Keep only the lines where "title" appears.

------ Given records

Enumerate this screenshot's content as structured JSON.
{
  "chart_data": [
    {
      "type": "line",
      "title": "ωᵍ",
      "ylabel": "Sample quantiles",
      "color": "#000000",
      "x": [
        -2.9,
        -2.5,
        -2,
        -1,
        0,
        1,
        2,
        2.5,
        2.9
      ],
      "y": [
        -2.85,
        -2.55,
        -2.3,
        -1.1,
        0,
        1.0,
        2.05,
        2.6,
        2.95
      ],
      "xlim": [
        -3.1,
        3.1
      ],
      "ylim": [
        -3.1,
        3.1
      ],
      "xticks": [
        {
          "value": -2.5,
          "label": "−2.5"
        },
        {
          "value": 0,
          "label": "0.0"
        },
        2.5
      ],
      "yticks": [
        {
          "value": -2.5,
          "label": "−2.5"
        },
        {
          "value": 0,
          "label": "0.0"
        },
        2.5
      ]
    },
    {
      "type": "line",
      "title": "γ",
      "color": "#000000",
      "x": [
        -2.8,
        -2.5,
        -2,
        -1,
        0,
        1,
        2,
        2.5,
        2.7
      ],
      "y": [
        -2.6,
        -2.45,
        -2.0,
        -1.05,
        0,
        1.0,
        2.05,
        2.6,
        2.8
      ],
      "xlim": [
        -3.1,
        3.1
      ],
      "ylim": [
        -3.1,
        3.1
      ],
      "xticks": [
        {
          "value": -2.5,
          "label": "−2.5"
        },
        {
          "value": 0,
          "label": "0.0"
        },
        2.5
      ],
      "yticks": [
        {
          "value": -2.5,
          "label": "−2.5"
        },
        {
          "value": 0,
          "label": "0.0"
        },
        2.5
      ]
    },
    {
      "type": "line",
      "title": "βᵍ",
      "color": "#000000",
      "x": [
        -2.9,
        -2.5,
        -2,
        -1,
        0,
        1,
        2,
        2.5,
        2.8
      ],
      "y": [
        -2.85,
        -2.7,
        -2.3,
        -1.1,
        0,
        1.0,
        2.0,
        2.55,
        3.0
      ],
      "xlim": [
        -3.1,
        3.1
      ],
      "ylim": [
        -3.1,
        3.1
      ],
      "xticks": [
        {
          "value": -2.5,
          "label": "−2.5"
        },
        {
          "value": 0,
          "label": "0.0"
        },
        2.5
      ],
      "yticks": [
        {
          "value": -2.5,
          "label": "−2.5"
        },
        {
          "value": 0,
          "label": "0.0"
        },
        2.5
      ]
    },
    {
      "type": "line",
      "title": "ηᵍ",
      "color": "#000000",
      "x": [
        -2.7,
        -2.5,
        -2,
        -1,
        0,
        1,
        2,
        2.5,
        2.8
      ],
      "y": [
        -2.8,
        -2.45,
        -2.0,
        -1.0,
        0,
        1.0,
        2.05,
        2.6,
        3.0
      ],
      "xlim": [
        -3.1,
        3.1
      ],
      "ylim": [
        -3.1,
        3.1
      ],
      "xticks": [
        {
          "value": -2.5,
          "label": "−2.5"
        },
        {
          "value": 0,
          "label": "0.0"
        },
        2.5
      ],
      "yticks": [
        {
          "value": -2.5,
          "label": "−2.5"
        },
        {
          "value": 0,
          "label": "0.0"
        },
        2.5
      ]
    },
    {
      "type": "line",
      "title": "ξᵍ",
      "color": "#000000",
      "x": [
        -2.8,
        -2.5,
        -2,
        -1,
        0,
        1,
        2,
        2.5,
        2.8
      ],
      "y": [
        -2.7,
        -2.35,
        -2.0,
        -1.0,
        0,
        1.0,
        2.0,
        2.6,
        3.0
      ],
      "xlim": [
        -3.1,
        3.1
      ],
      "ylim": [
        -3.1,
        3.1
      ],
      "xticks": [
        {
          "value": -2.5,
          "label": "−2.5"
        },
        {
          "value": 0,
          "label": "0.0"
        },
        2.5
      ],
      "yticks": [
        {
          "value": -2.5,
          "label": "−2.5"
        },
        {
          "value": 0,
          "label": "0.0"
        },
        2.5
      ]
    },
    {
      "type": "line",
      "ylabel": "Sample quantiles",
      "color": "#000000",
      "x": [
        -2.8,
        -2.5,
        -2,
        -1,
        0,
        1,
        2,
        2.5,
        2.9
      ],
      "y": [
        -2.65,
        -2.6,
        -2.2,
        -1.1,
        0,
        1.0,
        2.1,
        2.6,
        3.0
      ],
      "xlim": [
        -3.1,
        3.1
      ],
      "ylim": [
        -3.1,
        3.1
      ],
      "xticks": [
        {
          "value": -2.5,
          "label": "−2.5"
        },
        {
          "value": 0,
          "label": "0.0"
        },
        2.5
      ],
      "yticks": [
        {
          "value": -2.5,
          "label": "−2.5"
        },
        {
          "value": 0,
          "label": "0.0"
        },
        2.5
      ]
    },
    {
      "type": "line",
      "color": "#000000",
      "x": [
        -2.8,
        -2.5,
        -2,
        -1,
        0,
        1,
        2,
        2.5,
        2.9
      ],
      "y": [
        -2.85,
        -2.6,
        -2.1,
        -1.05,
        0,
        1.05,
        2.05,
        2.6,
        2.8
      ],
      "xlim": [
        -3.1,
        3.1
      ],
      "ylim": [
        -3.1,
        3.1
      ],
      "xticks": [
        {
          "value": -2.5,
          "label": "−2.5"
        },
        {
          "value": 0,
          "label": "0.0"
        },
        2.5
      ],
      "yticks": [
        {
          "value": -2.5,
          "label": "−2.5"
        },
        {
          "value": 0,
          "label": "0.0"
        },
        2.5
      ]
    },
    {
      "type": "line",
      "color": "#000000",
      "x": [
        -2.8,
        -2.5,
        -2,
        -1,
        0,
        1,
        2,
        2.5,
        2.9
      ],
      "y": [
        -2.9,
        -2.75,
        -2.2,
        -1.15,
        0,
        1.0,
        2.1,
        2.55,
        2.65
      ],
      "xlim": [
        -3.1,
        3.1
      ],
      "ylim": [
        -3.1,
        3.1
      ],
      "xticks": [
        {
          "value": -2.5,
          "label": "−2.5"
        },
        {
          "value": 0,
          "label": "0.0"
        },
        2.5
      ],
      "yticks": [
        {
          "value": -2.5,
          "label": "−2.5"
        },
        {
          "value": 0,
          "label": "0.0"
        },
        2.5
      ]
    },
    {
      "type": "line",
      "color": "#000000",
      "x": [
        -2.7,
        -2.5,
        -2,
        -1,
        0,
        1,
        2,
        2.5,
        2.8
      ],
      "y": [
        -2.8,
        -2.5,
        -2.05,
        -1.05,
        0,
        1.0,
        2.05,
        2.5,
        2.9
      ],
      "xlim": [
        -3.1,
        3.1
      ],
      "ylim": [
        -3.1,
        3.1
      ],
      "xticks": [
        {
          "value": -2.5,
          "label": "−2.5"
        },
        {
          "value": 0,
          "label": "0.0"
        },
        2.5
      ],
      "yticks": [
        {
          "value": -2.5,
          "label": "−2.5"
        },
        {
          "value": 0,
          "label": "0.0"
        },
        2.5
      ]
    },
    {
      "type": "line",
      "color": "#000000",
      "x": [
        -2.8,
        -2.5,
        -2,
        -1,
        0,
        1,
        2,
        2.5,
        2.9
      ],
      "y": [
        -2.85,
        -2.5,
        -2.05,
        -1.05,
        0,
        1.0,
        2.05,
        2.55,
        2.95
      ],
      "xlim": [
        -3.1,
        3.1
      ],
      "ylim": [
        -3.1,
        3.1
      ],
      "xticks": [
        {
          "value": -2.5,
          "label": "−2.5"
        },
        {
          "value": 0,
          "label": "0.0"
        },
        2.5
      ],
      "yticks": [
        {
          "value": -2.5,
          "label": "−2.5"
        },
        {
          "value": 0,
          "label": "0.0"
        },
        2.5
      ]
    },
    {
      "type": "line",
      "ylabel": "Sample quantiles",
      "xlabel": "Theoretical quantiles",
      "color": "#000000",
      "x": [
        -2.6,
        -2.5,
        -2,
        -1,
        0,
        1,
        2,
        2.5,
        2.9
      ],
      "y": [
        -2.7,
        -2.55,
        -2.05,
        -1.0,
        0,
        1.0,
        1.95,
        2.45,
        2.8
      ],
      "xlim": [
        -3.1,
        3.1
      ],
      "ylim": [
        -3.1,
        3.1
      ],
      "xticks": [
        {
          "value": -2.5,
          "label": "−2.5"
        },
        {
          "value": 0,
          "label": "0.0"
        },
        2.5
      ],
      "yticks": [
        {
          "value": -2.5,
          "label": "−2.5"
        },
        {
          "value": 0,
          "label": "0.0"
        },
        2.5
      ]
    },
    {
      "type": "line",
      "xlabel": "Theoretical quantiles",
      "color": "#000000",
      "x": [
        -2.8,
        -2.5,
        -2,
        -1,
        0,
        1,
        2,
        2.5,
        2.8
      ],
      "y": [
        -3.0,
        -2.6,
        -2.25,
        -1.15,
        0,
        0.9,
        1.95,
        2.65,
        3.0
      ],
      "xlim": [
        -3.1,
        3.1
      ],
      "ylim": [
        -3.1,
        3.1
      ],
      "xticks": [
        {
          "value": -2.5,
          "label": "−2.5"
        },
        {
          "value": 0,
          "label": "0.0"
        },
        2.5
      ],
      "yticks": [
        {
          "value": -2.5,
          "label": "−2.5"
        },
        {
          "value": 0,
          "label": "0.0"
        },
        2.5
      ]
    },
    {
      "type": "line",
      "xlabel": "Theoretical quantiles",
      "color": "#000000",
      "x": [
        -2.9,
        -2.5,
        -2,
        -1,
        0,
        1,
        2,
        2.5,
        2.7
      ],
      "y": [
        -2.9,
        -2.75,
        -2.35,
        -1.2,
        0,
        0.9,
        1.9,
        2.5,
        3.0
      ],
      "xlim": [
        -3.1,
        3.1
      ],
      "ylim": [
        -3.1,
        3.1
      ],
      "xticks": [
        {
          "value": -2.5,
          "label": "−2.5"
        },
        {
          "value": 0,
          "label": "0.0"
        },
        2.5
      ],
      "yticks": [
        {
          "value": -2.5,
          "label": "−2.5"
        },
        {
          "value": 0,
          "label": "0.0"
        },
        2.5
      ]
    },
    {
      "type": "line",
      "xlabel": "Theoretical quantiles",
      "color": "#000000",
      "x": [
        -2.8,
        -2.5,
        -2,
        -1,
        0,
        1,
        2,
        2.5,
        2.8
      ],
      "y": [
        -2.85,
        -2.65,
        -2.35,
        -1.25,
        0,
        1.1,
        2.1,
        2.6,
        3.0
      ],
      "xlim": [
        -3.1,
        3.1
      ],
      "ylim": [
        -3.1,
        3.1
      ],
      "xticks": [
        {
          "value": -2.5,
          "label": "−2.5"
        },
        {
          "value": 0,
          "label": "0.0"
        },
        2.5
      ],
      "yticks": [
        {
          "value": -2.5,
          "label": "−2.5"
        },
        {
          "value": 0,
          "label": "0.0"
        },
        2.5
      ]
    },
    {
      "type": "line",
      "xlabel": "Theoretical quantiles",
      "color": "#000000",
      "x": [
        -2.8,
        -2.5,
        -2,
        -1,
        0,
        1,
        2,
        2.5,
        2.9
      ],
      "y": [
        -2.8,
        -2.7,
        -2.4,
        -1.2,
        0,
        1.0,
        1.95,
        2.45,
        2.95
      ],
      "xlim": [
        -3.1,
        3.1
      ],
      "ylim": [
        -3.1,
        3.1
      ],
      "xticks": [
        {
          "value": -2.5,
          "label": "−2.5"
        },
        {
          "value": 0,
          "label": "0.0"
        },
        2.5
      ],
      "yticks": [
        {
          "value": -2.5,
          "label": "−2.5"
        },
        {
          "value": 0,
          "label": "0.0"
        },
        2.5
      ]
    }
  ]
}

------------

-- Answer to the problem --
      "title": "ωᵍ",
      "title": "γ",
      "title": "βᵍ",
      "title": "ηᵍ",
      "title": "ξᵍ",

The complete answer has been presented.